• Problem requirements:
Where a line holds the word "until", copy that line.
━━ Extracted data ━━
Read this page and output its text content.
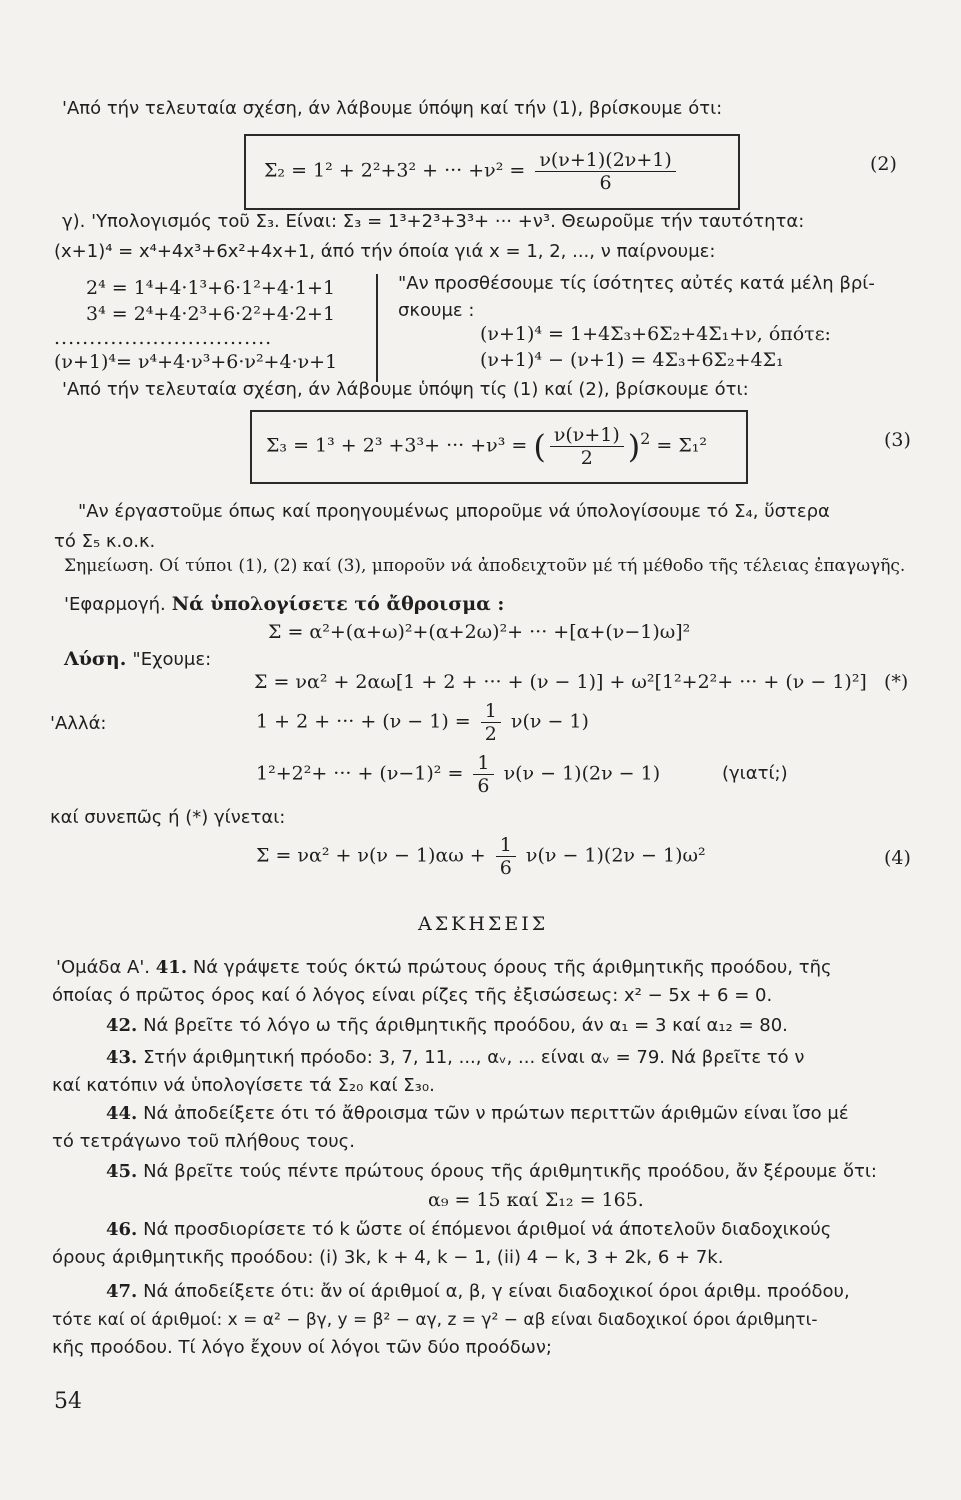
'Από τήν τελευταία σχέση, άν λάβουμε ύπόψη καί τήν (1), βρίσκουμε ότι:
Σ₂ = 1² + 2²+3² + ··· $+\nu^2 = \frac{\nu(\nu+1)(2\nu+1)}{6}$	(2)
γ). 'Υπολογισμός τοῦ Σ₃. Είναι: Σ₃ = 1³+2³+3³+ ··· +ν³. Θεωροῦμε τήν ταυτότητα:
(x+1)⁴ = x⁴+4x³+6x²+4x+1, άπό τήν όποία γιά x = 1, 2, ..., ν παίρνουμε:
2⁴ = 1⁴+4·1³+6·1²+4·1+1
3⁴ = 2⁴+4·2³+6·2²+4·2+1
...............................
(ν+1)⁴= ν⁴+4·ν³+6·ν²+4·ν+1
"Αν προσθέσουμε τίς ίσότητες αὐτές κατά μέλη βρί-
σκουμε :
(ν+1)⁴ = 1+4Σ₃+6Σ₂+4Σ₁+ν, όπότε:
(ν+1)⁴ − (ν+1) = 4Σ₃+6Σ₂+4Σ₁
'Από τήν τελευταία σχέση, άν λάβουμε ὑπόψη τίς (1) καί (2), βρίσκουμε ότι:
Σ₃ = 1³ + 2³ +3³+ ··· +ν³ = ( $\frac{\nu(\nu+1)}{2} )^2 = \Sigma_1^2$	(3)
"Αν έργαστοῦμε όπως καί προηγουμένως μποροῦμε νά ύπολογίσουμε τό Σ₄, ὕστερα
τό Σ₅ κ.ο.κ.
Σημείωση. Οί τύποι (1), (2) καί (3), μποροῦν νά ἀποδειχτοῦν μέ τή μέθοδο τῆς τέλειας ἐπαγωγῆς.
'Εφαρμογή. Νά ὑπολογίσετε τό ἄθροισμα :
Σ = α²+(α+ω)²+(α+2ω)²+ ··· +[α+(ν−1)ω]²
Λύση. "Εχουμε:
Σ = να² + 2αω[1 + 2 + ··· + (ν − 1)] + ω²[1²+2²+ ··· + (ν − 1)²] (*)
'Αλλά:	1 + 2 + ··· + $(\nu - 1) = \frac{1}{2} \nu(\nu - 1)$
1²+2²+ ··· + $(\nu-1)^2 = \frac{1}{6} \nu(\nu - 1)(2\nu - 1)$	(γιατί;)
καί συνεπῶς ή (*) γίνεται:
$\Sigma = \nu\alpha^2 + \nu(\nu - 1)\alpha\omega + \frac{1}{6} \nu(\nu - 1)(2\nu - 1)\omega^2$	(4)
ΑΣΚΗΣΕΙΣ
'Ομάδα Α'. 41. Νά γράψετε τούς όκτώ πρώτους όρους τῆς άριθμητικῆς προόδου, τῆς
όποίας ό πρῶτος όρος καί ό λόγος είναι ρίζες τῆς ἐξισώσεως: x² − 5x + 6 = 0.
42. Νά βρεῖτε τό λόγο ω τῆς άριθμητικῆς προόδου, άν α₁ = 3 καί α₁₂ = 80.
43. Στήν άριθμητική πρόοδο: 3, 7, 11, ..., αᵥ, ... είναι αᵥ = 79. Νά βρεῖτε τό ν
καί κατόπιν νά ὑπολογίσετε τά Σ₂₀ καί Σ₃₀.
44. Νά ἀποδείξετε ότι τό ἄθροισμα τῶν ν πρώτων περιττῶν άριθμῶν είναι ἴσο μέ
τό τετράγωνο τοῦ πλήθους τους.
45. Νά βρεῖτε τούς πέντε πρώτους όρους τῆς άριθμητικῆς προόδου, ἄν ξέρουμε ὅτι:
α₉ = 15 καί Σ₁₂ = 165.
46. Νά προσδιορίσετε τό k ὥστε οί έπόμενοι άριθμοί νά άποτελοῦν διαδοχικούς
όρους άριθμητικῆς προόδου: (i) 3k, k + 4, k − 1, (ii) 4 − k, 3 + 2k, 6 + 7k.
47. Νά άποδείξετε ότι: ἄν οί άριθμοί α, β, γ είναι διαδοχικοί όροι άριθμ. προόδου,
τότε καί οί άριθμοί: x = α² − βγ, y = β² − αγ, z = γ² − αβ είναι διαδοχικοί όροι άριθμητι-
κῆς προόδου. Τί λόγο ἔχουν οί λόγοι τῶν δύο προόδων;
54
━━━
━━ Extracted data ━━
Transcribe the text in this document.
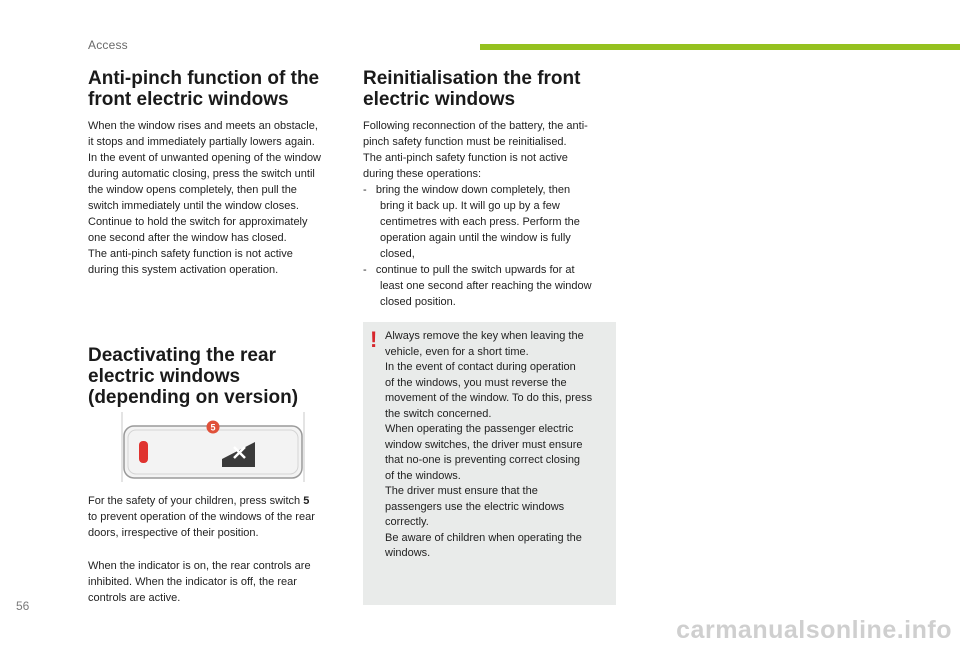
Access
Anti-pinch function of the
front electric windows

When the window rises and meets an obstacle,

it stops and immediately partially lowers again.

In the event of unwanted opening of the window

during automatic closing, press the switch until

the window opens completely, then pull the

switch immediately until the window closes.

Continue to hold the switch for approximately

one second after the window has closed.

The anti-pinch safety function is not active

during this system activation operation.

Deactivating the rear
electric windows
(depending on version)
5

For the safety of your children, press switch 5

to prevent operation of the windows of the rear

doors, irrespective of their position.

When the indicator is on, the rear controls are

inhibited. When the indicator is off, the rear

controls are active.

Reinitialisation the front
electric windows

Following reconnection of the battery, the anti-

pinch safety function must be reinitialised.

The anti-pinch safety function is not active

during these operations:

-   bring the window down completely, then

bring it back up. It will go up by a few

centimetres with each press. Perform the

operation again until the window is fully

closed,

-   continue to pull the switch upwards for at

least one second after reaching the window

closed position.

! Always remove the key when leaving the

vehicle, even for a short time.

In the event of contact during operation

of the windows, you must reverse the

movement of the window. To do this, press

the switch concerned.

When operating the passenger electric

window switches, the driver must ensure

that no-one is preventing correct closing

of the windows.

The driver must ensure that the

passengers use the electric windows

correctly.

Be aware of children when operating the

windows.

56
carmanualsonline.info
━━━
━━ Extracted data ━━
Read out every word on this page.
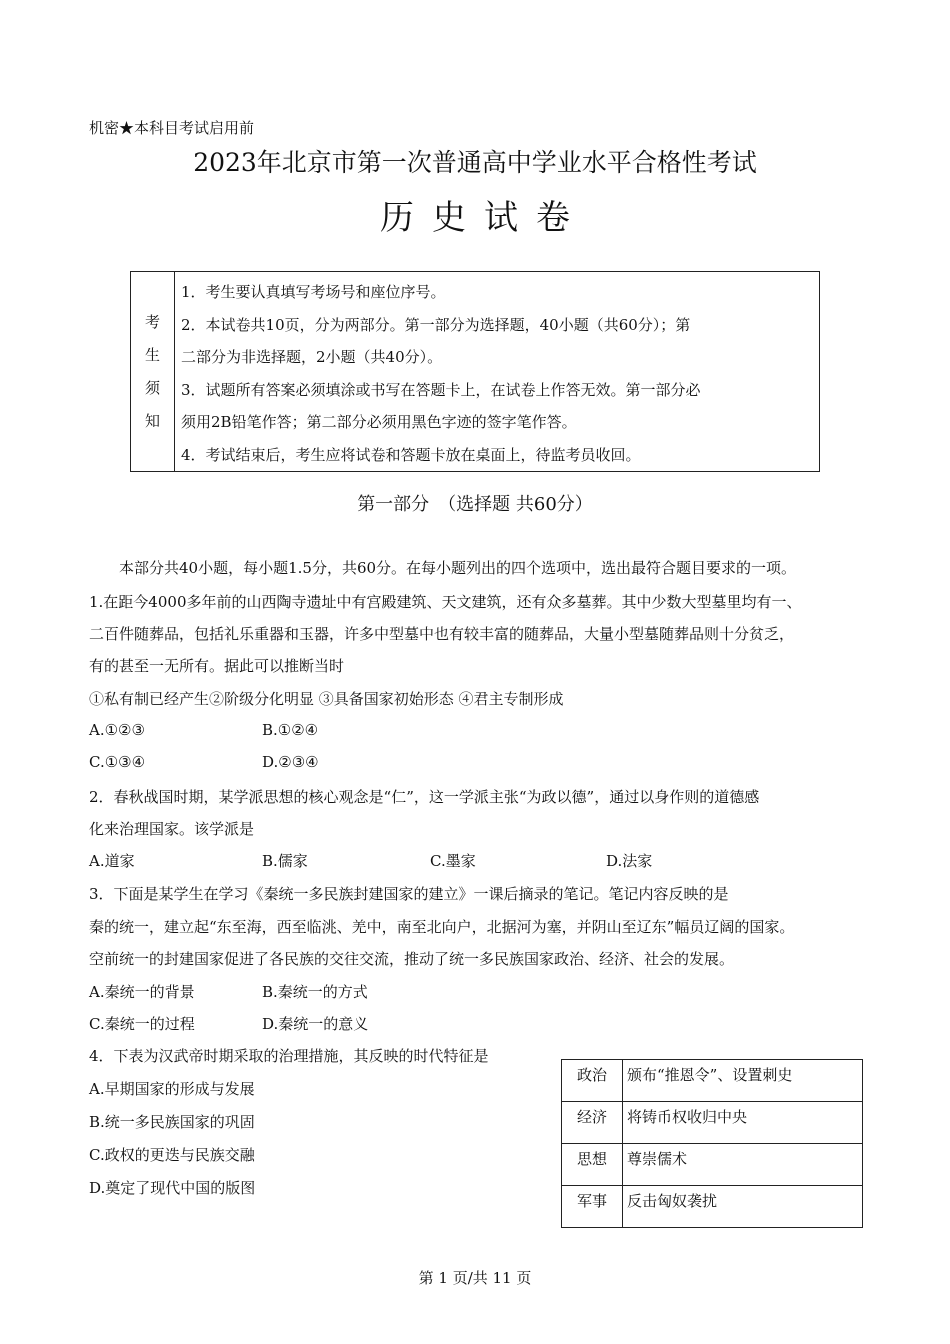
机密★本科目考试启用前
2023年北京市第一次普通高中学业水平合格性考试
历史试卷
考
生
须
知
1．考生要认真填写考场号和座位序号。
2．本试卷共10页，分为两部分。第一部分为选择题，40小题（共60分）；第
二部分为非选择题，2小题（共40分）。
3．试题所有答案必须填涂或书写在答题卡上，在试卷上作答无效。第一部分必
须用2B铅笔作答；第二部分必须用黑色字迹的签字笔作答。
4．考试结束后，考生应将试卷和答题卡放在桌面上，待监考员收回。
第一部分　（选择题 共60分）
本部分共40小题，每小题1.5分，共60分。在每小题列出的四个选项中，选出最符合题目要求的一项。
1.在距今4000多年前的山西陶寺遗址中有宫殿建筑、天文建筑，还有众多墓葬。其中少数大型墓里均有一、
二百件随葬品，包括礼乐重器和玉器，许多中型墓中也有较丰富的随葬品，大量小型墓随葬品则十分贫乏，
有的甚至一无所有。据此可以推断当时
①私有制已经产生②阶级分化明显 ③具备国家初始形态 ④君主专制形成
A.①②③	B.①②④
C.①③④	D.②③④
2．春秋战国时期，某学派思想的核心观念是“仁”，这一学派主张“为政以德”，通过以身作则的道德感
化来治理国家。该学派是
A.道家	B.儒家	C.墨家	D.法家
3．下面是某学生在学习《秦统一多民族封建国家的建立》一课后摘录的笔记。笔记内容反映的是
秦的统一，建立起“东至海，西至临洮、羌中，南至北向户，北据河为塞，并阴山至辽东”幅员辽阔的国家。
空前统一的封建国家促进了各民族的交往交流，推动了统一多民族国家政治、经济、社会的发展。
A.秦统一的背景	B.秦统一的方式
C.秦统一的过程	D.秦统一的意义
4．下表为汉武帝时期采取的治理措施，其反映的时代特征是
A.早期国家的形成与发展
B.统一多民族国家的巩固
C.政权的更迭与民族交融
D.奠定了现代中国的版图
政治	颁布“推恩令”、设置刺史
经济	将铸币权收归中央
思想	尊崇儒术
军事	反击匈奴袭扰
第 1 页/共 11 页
━━━
• The answer:
during automatic closing, press the switch until
switch immediately until the window closes.
operation again until the window is fully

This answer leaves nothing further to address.